What the task requires: Skip the images and copy each record exactly as written.

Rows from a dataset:
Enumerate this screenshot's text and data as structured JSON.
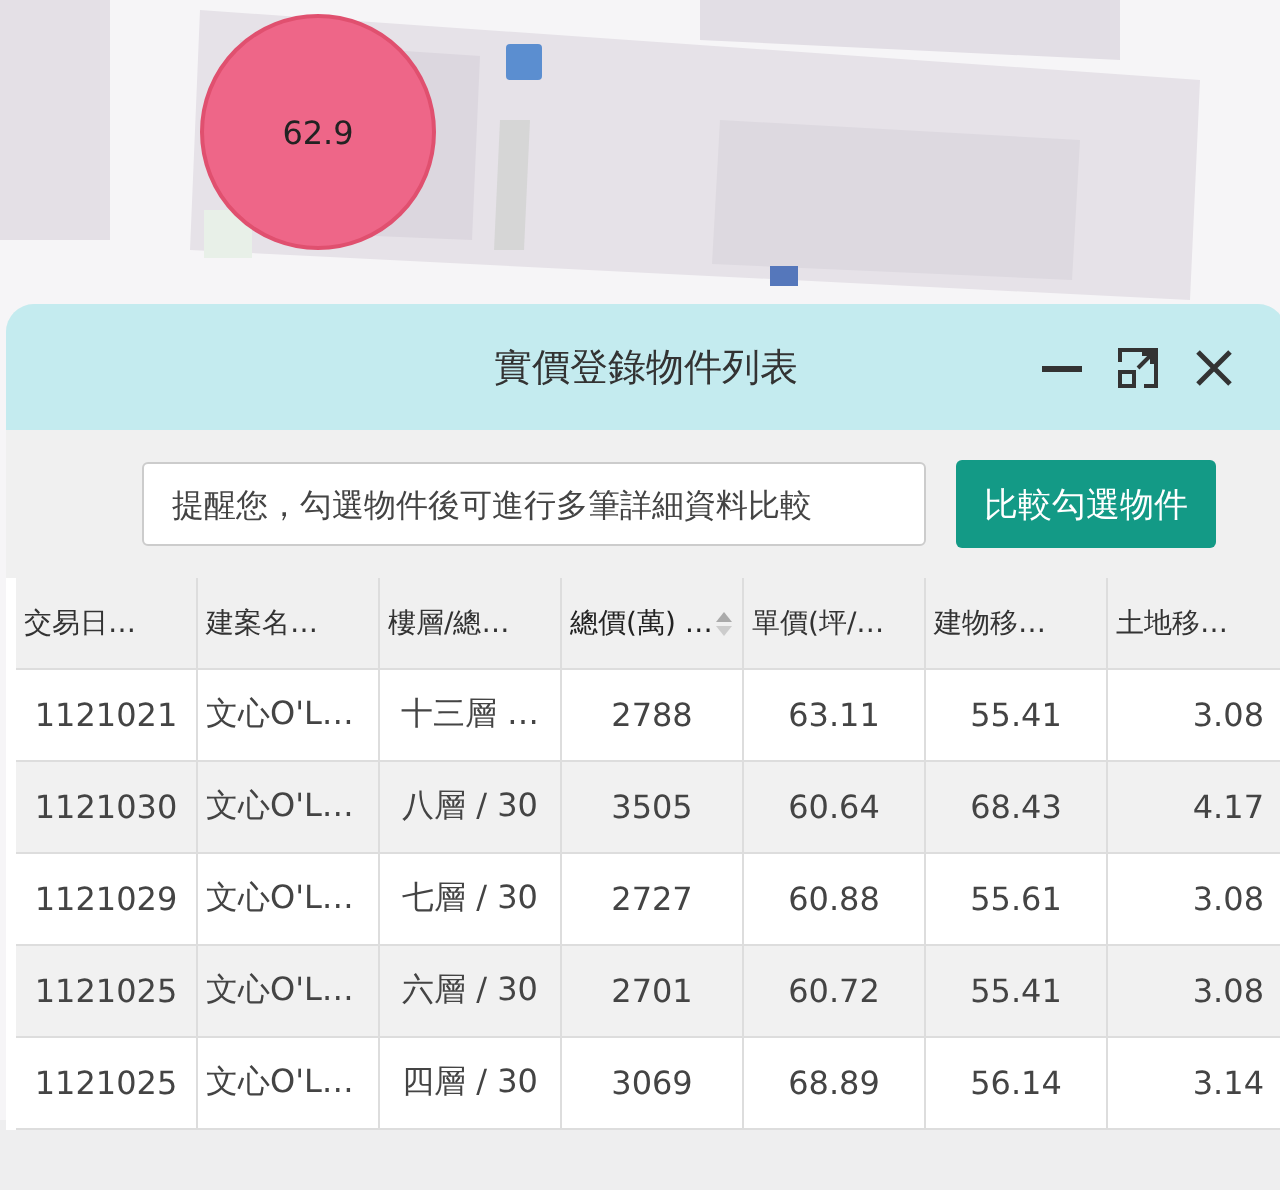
{
  "map": {
    "marker": {
      "label": "62.9",
      "color": "#ee6688"
    }
  },
  "panel": {
    "title": "實價登錄物件列表",
    "search": {
      "placeholder": "提醒您，勾選物件後可進行多筆詳細資料比較"
    },
    "compare_button": "比較勾選物件",
    "table": {
      "columns": [
        {
          "label": "交易日…",
          "sorted": false
        },
        {
          "label": "建案名…",
          "sorted": false
        },
        {
          "label": "樓層/總…",
          "sorted": false
        },
        {
          "label": "總價(萬) …",
          "sorted": true
        },
        {
          "label": "單價(坪/…",
          "sorted": false
        },
        {
          "label": "建物移…",
          "sorted": false
        },
        {
          "label": "土地移…",
          "sorted": false
        }
      ],
      "rows": [
        [
          "1121021",
          "文心O'L…",
          "十三層 …",
          "2788",
          "63.11",
          "55.41",
          "3.08"
        ],
        [
          "1121030",
          "文心O'L…",
          "八層 / 30",
          "3505",
          "60.64",
          "68.43",
          "4.17"
        ],
        [
          "1121029",
          "文心O'L…",
          "七層 / 30",
          "2727",
          "60.88",
          "55.61",
          "3.08"
        ],
        [
          "1121025",
          "文心O'L…",
          "六層 / 30",
          "2701",
          "60.72",
          "55.41",
          "3.08"
        ],
        [
          "1121025",
          "文心O'L…",
          "四層 / 30",
          "3069",
          "68.89",
          "56.14",
          "3.14"
        ]
      ]
    }
  }
}
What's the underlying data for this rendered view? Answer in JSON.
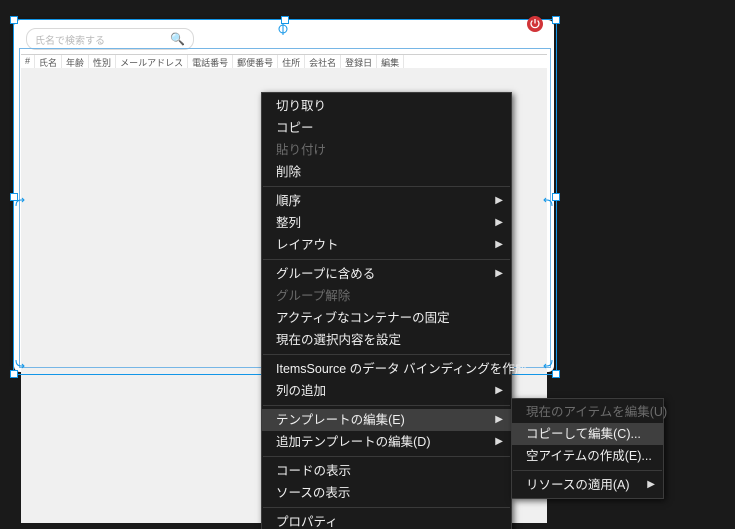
{
  "search": {
    "placeholder": "氏名で検索する"
  },
  "grid_columns": [
    "#",
    "氏名",
    "年齢",
    "性別",
    "メールアドレス",
    "電話番号",
    "郵便番号",
    "住所",
    "会社名",
    "登録日",
    "編集"
  ],
  "menu": {
    "items": [
      {
        "label": "切り取り",
        "type": "item"
      },
      {
        "label": "コピー",
        "type": "item"
      },
      {
        "label": "貼り付け",
        "type": "item",
        "disabled": true
      },
      {
        "label": "削除",
        "type": "item"
      },
      {
        "type": "sep"
      },
      {
        "label": "順序",
        "type": "sub"
      },
      {
        "label": "整列",
        "type": "sub"
      },
      {
        "label": "レイアウト",
        "type": "sub"
      },
      {
        "type": "sep"
      },
      {
        "label": "グループに含める",
        "type": "sub"
      },
      {
        "label": "グループ解除",
        "type": "item",
        "disabled": true
      },
      {
        "label": "アクティブなコンテナーの固定",
        "type": "item"
      },
      {
        "label": "現在の選択内容を設定",
        "type": "item"
      },
      {
        "type": "sep"
      },
      {
        "label": "ItemsSource のデータ バインディングを作成...",
        "type": "item"
      },
      {
        "label": "列の追加",
        "type": "sub"
      },
      {
        "type": "sep"
      },
      {
        "label": "テンプレートの編集(E)",
        "type": "sub",
        "hover": true
      },
      {
        "label": "追加テンプレートの編集(D)",
        "type": "sub"
      },
      {
        "type": "sep"
      },
      {
        "label": "コードの表示",
        "type": "item"
      },
      {
        "label": "ソースの表示",
        "type": "item"
      },
      {
        "type": "sep"
      },
      {
        "label": "プロパティ",
        "type": "item"
      }
    ]
  },
  "submenu": {
    "items": [
      {
        "label": "現在のアイテムを編集(U)",
        "type": "item",
        "disabled": true
      },
      {
        "label": "コピーして編集(C)...",
        "type": "item",
        "hover": true
      },
      {
        "label": "空アイテムの作成(E)...",
        "type": "item"
      },
      {
        "type": "sep"
      },
      {
        "label": "リソースの適用(A)",
        "type": "sub"
      }
    ]
  }
}
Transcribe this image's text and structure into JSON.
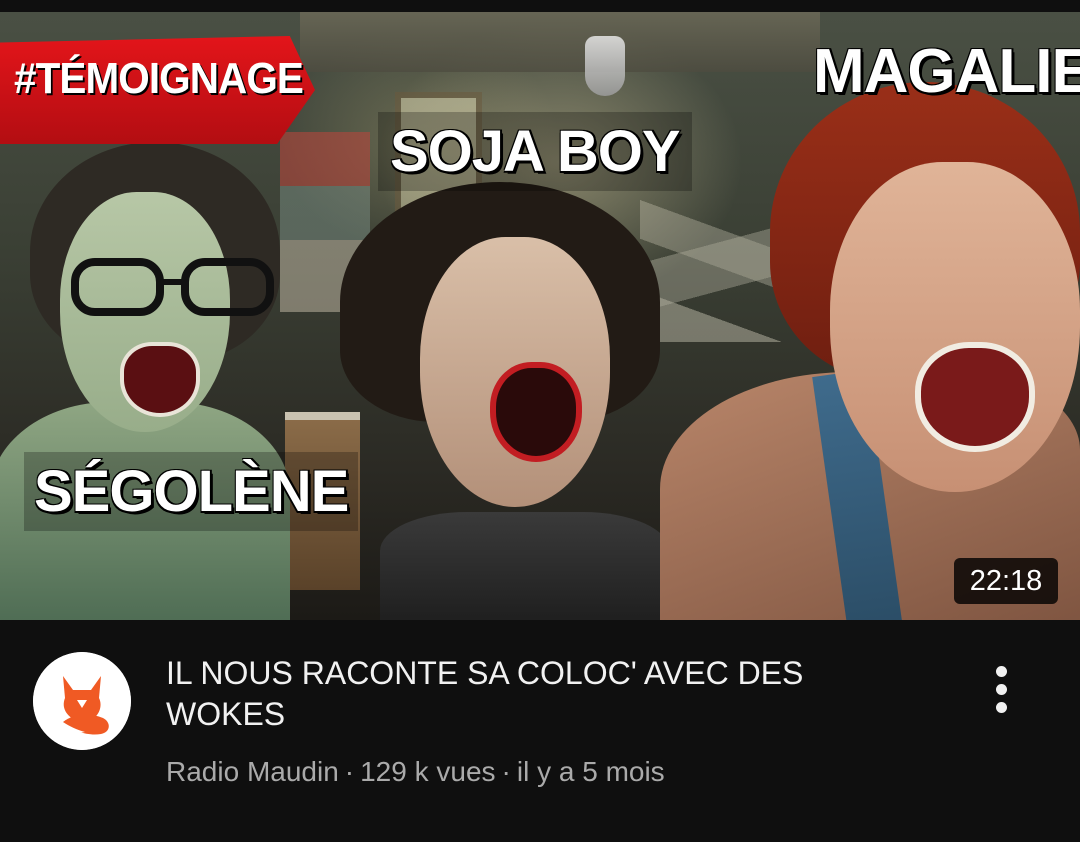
{
  "video": {
    "thumbnail": {
      "tag_text": "#TÉMOIGNAGE",
      "names": {
        "center": "SOJA BOY",
        "right": "MAGALIE",
        "left": "SÉGOLÈNE"
      },
      "duration": "22:18",
      "tag_color": "#d81118"
    },
    "title": "IL NOUS RACONTE SA COLOC' AVEC DES WOKES",
    "channel": {
      "name": "Radio Maudin",
      "avatar_icon": "fox-logo-icon",
      "avatar_color": "#f05a24"
    },
    "views": "129 k vues",
    "age": "il y a 5 mois",
    "separator": "·",
    "menu_icon": "more-vert-icon"
  }
}
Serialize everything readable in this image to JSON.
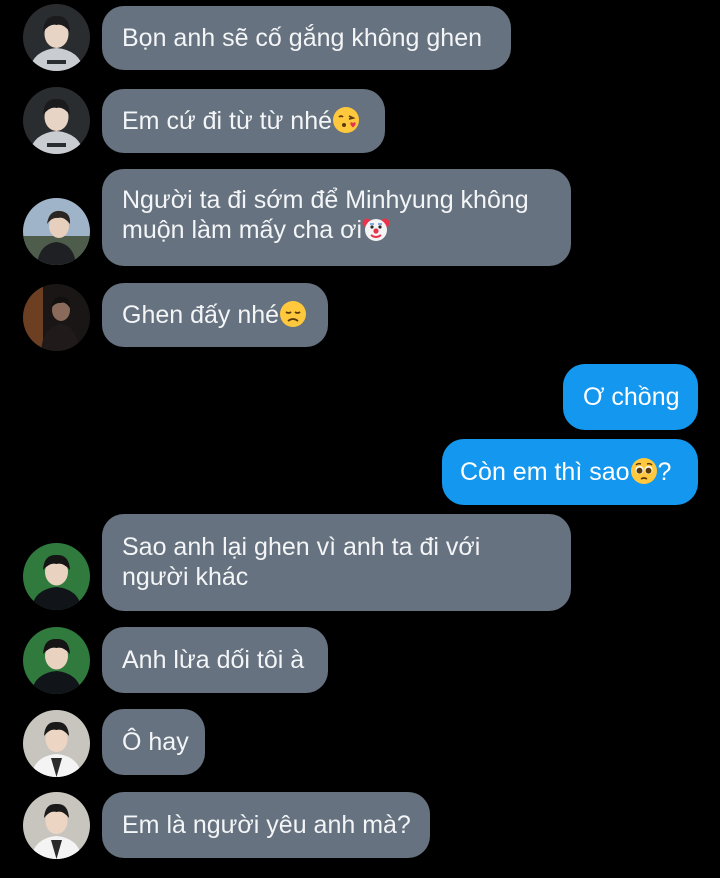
{
  "colors": {
    "background": "#000000",
    "incoming_bubble": "#66727f",
    "outgoing_bubble": "#1497ee",
    "incoming_text": "#f3f5f7",
    "outgoing_text": "#ffffff"
  },
  "messages": [
    {
      "direction": "incoming",
      "sender_avatar": "gray-hoodie-boy",
      "line1": "Bọn anh sẽ cố gắng không ghen",
      "emoji": ""
    },
    {
      "direction": "incoming",
      "sender_avatar": "gray-hoodie-boy",
      "line1": "Em cứ đi từ từ nhé",
      "emoji": "kissing-heart-emoji"
    },
    {
      "direction": "incoming",
      "sender_avatar": "outdoor-boy",
      "line1": "Người ta đi sớm để Minhyung không",
      "line2": "muộn làm mấy cha ơi",
      "emoji": "clown-face-emoji"
    },
    {
      "direction": "incoming",
      "sender_avatar": "dark-portrait",
      "line1": "Ghen đấy nhé",
      "emoji": "disappointed-face-emoji"
    },
    {
      "direction": "outgoing",
      "line1": "Ơ chồng",
      "emoji": ""
    },
    {
      "direction": "outgoing",
      "line1": "Còn em thì sao",
      "emoji": "pleading-face-emoji",
      "suffix": "?"
    },
    {
      "direction": "incoming",
      "sender_avatar": "green-background-boy",
      "line1": "Sao anh lại ghen vì anh ta đi với",
      "line2": "người khác",
      "emoji": ""
    },
    {
      "direction": "incoming",
      "sender_avatar": "green-background-boy",
      "line1": "Anh lừa dối tôi à",
      "emoji": ""
    },
    {
      "direction": "incoming",
      "sender_avatar": "white-jacket-boy",
      "line1": "Ô hay",
      "emoji": ""
    },
    {
      "direction": "incoming",
      "sender_avatar": "white-jacket-boy",
      "line1": "Em là người yêu anh mà?",
      "emoji": ""
    }
  ]
}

Solution:
Enumerate this screenshot's text and data as structured JSON.
{
  "map": {
    "marker": {
      "label": "62.9",
      "color": "#ee6688"
    }
  },
  "panel": {
    "title": "實價登錄物件列表",
    "search": {
      "placeholder": "提醒您，勾選物件後可進行多筆詳細資料比較"
    },
    "compare_button": "比較勾選物件",
    "table": {
      "columns": [
        {
          "label": "交易日…",
          "sorted": false
        },
        {
          "label": "建案名…",
          "sorted": false
        },
        {
          "label": "樓層/總…",
          "sorted": false
        },
        {
          "label": "總價(萬) …",
          "sorted": true
        },
        {
          "label": "單價(坪/…",
          "sorted": false
        },
        {
          "label": "建物移…",
          "sorted": false
        },
        {
          "label": "土地移…",
          "sorted": false
        }
      ],
      "rows": [
        [
          "1121021",
          "文心O'L…",
          "十三層 …",
          "2788",
          "63.11",
          "55.41",
          "3.08"
        ],
        [
          "1121030",
          "文心O'L…",
          "八層 / 30",
          "3505",
          "60.64",
          "68.43",
          "4.17"
        ],
        [
          "1121029",
          "文心O'L…",
          "七層 / 30",
          "2727",
          "60.88",
          "55.61",
          "3.08"
        ],
        [
          "1121025",
          "文心O'L…",
          "六層 / 30",
          "2701",
          "60.72",
          "55.41",
          "3.08"
        ],
        [
          "1121025",
          "文心O'L…",
          "四層 / 30",
          "3069",
          "68.89",
          "56.14",
          "3.14"
        ]
      ]
    }
  }
}
What's the underlying data for this rendered view? Answer in JSON.
{
  "search": {
    "placeholder": "氏名で検索する"
  },
  "grid_columns": [
    "#",
    "氏名",
    "年齢",
    "性別",
    "メールアドレス",
    "電話番号",
    "郵便番号",
    "住所",
    "会社名",
    "登録日",
    "編集"
  ],
  "menu": {
    "items": [
      {
        "label": "切り取り",
        "type": "item"
      },
      {
        "label": "コピー",
        "type": "item"
      },
      {
        "label": "貼り付け",
        "type": "item",
        "disabled": true
      },
      {
        "label": "削除",
        "type": "item"
      },
      {
        "type": "sep"
      },
      {
        "label": "順序",
        "type": "sub"
      },
      {
        "label": "整列",
        "type": "sub"
      },
      {
        "label": "レイアウト",
        "type": "sub"
      },
      {
        "type": "sep"
      },
      {
        "label": "グループに含める",
        "type": "sub"
      },
      {
        "label": "グループ解除",
        "type": "item",
        "disabled": true
      },
      {
        "label": "アクティブなコンテナーの固定",
        "type": "item"
      },
      {
        "label": "現在の選択内容を設定",
        "type": "item"
      },
      {
        "type": "sep"
      },
      {
        "label": "ItemsSource のデータ バインディングを作成...",
        "type": "item"
      },
      {
        "label": "列の追加",
        "type": "sub"
      },
      {
        "type": "sep"
      },
      {
        "label": "テンプレートの編集(E)",
        "type": "sub",
        "hover": true
      },
      {
        "label": "追加テンプレートの編集(D)",
        "type": "sub"
      },
      {
        "type": "sep"
      },
      {
        "label": "コードの表示",
        "type": "item"
      },
      {
        "label": "ソースの表示",
        "type": "item"
      },
      {
        "type": "sep"
      },
      {
        "label": "プロパティ",
        "type": "item"
      }
    ]
  },
  "submenu": {
    "items": [
      {
        "label": "現在のアイテムを編集(U)",
        "type": "item",
        "disabled": true
      },
      {
        "label": "コピーして編集(C)...",
        "type": "item",
        "hover": true
      },
      {
        "label": "空アイテムの作成(E)...",
        "type": "item"
      },
      {
        "type": "sep"
      },
      {
        "label": "リソースの適用(A)",
        "type": "sub"
      }
    ]
  }
}
Transcribe this image's text and structure into JSON.
{
  "video": {
    "thumbnail": {
      "tag_text": "#TÉMOIGNAGE",
      "names": {
        "center": "SOJA BOY",
        "right": "MAGALIE",
        "left": "SÉGOLÈNE"
      },
      "duration": "22:18",
      "tag_color": "#d81118"
    },
    "title": "IL NOUS RACONTE SA COLOC' AVEC DES WOKES",
    "channel": {
      "name": "Radio Maudin",
      "avatar_icon": "fox-logo-icon",
      "avatar_color": "#f05a24"
    },
    "views": "129 k vues",
    "age": "il y a 5 mois",
    "separator": "·",
    "menu_icon": "more-vert-icon"
  }
}
Serialize everything readable in this image to JSON.
{
  "colors": {
    "background": "#000000",
    "incoming_bubble": "#66727f",
    "outgoing_bubble": "#1497ee",
    "incoming_text": "#f3f5f7",
    "outgoing_text": "#ffffff"
  },
  "messages": [
    {
      "direction": "incoming",
      "sender_avatar": "gray-hoodie-boy",
      "line1": "Bọn anh sẽ cố gắng không ghen",
      "emoji": ""
    },
    {
      "direction": "incoming",
      "sender_avatar": "gray-hoodie-boy",
      "line1": "Em cứ đi từ từ nhé",
      "emoji": "kissing-heart-emoji"
    },
    {
      "direction": "incoming",
      "sender_avatar": "outdoor-boy",
      "line1": "Người ta đi sớm để Minhyung không",
      "line2": "muộn làm mấy cha ơi",
      "emoji": "clown-face-emoji"
    },
    {
      "direction": "incoming",
      "sender_avatar": "dark-portrait",
      "line1": "Ghen đấy nhé",
      "emoji": "disappointed-face-emoji"
    },
    {
      "direction": "outgoing",
      "line1": "Ơ chồng",
      "emoji": ""
    },
    {
      "direction": "outgoing",
      "line1": "Còn em thì sao",
      "emoji": "pleading-face-emoji",
      "suffix": "?"
    },
    {
      "direction": "incoming",
      "sender_avatar": "green-background-boy",
      "line1": "Sao anh lại ghen vì anh ta đi với",
      "line2": "người khác",
      "emoji": ""
    },
    {
      "direction": "incoming",
      "sender_avatar": "green-background-boy",
      "line1": "Anh lừa dối tôi à",
      "emoji": ""
    },
    {
      "direction": "incoming",
      "sender_avatar": "white-jacket-boy",
      "line1": "Ô hay",
      "emoji": ""
    },
    {
      "direction": "incoming",
      "sender_avatar": "white-jacket-boy",
      "line1": "Em là người yêu anh mà?",
      "emoji": ""
    }
  ]
}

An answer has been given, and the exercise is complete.